*Activity*:
The response should be an exact copy of the records, with the pictures removed.

*Data in this exercise*:
++++++++
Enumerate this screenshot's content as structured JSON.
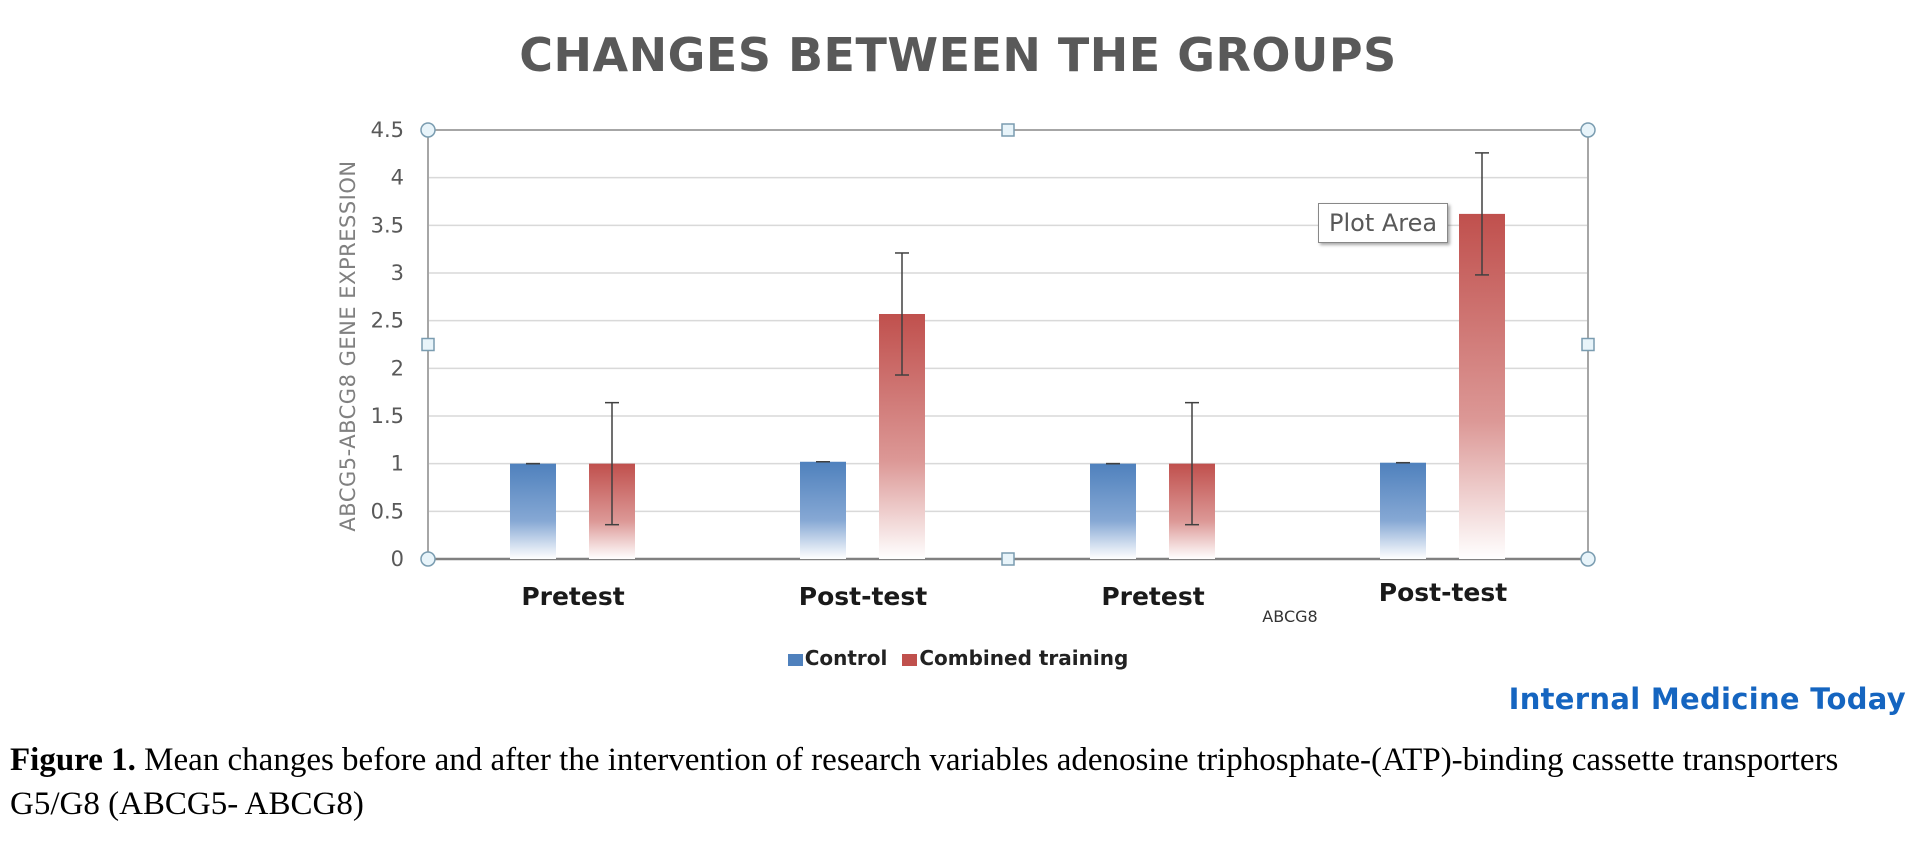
{
  "chart_data": {
    "type": "bar",
    "title": "CHANGES BETWEEN THE GROUPS",
    "ylabel": "ABCG5-ABCG8 GENE EXPRESSION",
    "xlabel_secondary": "ABCG8",
    "ylim": [
      0,
      4.5
    ],
    "yticks": [
      "0",
      "0.5",
      "1",
      "1.5",
      "2",
      "2.5",
      "3",
      "3.5",
      "4",
      "4.5"
    ],
    "categories": [
      "Pretest",
      "Post-test",
      "Pretest",
      "Post-test"
    ],
    "series": [
      {
        "name": "Control",
        "color": "#4f81bd",
        "values": [
          1.0,
          1.02,
          1.0,
          1.01
        ],
        "error": [
          0.0,
          0.0,
          0.0,
          0.0
        ]
      },
      {
        "name": "Combined training",
        "color": "#c0504d",
        "values": [
          1.0,
          2.57,
          1.0,
          3.62
        ],
        "error": [
          0.64,
          0.64,
          0.64,
          0.64
        ]
      }
    ],
    "grid": true,
    "legend_position": "bottom"
  },
  "tooltip": {
    "text": "Plot Area"
  },
  "brand": {
    "text": "Internal Medicine Today"
  },
  "caption": {
    "label": "Figure 1.",
    "text": " Mean changes before and after the intervention of research variables adenosine triphosphate-(ATP)-binding cassette transporters G5/G8 (ABCG5- ABCG8)"
  },
  "colors": {
    "title": "#595959",
    "brand": "#1565c0",
    "axis": "#808080",
    "grid": "#d9d9d9"
  }
}
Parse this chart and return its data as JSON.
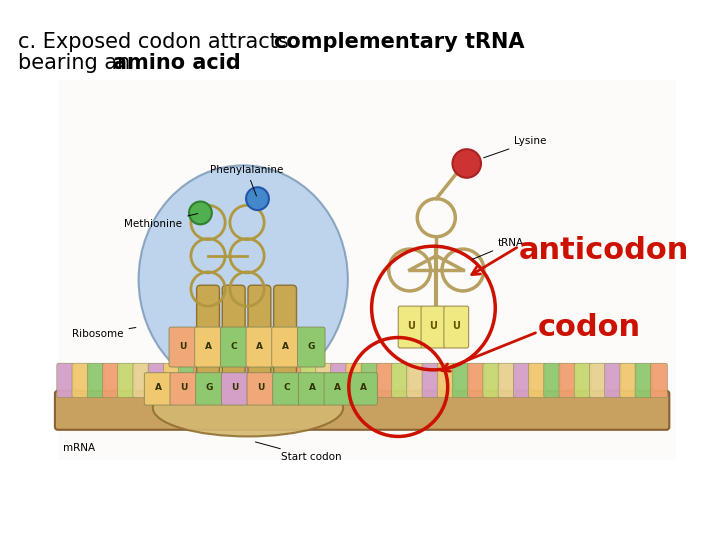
{
  "title_normal1": "c. Exposed codon attracts ",
  "title_bold1": "complementary tRNA",
  "title_normal2": "bearing an ",
  "title_bold2": "amino acid",
  "title_fontsize": 15,
  "label_anticodon": "anticodon",
  "label_codon": "codon",
  "label_color": "#cc1100",
  "label_fontsize": 22,
  "background_color": "#ffffff",
  "fig_width": 7.2,
  "fig_height": 5.4,
  "dpi": 100,
  "diagram_bg": "#f5f0e8",
  "mrna_bar_color": "#c8a060",
  "mrna_bar_edge": "#8a6030",
  "ribosome_fill": "#a8c8e8",
  "ribosome_edge": "#7090b0",
  "ribosome_bot_fill": "#d4b870",
  "tan_tube_fill": "#c8a850",
  "tan_tube_edge": "#907030",
  "loop_color": "#b09840",
  "green_sphere": "#50b050",
  "blue_sphere": "#4488cc",
  "red_sphere": "#cc3333",
  "trna_color": "#b8a060",
  "tab_colors": [
    "#d4a0c8",
    "#f0c870",
    "#90c870",
    "#f0a070",
    "#c8d870",
    "#e8d090"
  ],
  "uuu_color": "#f0e880",
  "circle_color": "#cc1100",
  "arrow_color": "#cc1100"
}
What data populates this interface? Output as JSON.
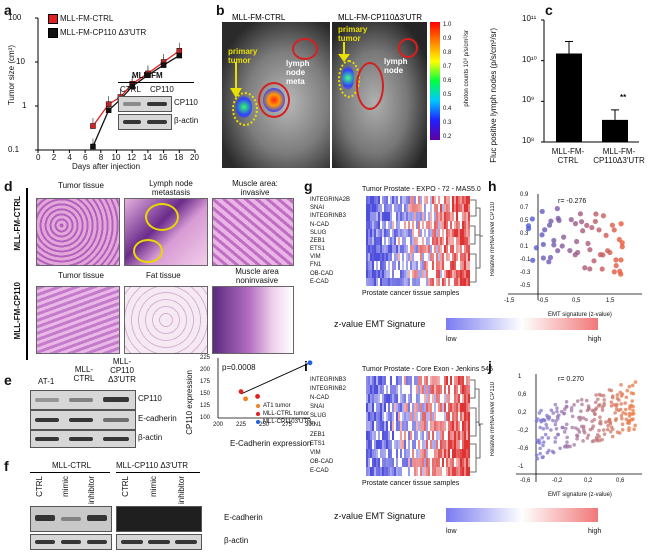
++++++++
*Answer box*:
Enumerate this screenshot's content as structured JSON.
{
  "chart_data": {
    "type": "bar",
    "title": "CHANGES BETWEEN THE GROUPS",
    "ylabel": "ABCG5-ABCG8 GENE EXPRESSION",
    "xlabel_secondary": "ABCG8",
    "ylim": [
      0,
      4.5
    ],
    "yticks": [
      "0",
      "0.5",
      "1",
      "1.5",
      "2",
      "2.5",
      "3",
      "3.5",
      "4",
      "4.5"
    ],
    "categories": [
      "Pretest",
      "Post-test",
      "Pretest",
      "Post-test"
    ],
    "series": [
      {
        "name": "Control",
        "color": "#4f81bd",
        "values": [
          1.0,
          1.02,
          1.0,
          1.01
        ],
        "error": [
          0.0,
          0.0,
          0.0,
          0.0
        ]
      },
      {
        "name": "Combined training",
        "color": "#c0504d",
        "values": [
          1.0,
          2.57,
          1.0,
          3.62
        ],
        "error": [
          0.64,
          0.64,
          0.64,
          0.64
        ]
      }
    ],
    "grid": true,
    "legend_position": "bottom"
  },
  "tooltip": {
    "text": "Plot Area"
  },
  "brand": {
    "text": "Internal Medicine Today"
  },
  "caption": {
    "label": "Figure 1.",
    "text": " Mean changes before and after the intervention of research variables adenosine triphosphate-(ATP)-binding cassette transporters G5/G8 (ABCG5- ABCG8)"
  },
  "colors": {
    "title": "#595959",
    "brand": "#1565c0",
    "axis": "#808080",
    "grid": "#d9d9d9"
  }
}
Parse this chart and return its data as JSON.
{
  "title_normal1": "c. Exposed codon attracts ",
  "title_bold1": "complementary tRNA",
  "title_normal2": "bearing an ",
  "title_bold2": "amino acid",
  "title_fontsize": 15,
  "label_anticodon": "anticodon",
  "label_codon": "codon",
  "label_color": "#cc1100",
  "label_fontsize": 22,
  "background_color": "#ffffff",
  "fig_width": 7.2,
  "fig_height": 5.4,
  "dpi": 100,
  "diagram_bg": "#f5f0e8",
  "mrna_bar_color": "#c8a060",
  "mrna_bar_edge": "#8a6030",
  "ribosome_fill": "#a8c8e8",
  "ribosome_edge": "#7090b0",
  "ribosome_bot_fill": "#d4b870",
  "tan_tube_fill": "#c8a850",
  "tan_tube_edge": "#907030",
  "loop_color": "#b09840",
  "green_sphere": "#50b050",
  "blue_sphere": "#4488cc",
  "red_sphere": "#cc3333",
  "trna_color": "#b8a060",
  "tab_colors": [
    "#d4a0c8",
    "#f0c870",
    "#90c870",
    "#f0a070",
    "#c8d870",
    "#e8d090"
  ],
  "uuu_color": "#f0e880",
  "circle_color": "#cc1100",
  "arrow_color": "#cc1100"
}
What data populates this interface? Output as JSON.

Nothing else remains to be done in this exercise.